- Excerpted data -
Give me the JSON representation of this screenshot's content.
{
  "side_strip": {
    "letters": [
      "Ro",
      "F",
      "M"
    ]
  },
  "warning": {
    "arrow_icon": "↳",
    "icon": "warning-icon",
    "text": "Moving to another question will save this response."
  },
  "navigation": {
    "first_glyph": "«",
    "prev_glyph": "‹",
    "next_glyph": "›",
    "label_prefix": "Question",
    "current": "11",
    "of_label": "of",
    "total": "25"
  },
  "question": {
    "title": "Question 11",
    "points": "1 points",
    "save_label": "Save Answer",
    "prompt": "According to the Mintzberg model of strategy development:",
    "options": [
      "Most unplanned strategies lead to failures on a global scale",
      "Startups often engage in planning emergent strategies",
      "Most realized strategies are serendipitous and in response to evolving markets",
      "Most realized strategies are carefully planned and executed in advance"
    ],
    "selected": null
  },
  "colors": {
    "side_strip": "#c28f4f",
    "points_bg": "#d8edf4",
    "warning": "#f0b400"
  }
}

- Task description -
The lines above should be duplicated exactly.

- Worked solution -
Give me the JSON representation of this screenshot's content.
{
  "side_strip": {
    "letters": [
      "Ro",
      "F",
      "M"
    ]
  },
  "warning": {
    "arrow_icon": "↳",
    "icon": "warning-icon",
    "text": "Moving to another question will save this response."
  },
  "navigation": {
    "first_glyph": "«",
    "prev_glyph": "‹",
    "next_glyph": "›",
    "label_prefix": "Question",
    "current": "11",
    "of_label": "of",
    "total": "25"
  },
  "question": {
    "title": "Question 11",
    "points": "1 points",
    "save_label": "Save Answer",
    "prompt": "According to the Mintzberg model of strategy development:",
    "options": [
      "Most unplanned strategies lead to failures on a global scale",
      "Startups often engage in planning emergent strategies",
      "Most realized strategies are serendipitous and in response to evolving markets",
      "Most realized strategies are carefully planned and executed in advance"
    ],
    "selected": null
  },
  "colors": {
    "side_strip": "#c28f4f",
    "points_bg": "#d8edf4",
    "warning": "#f0b400"
  }
}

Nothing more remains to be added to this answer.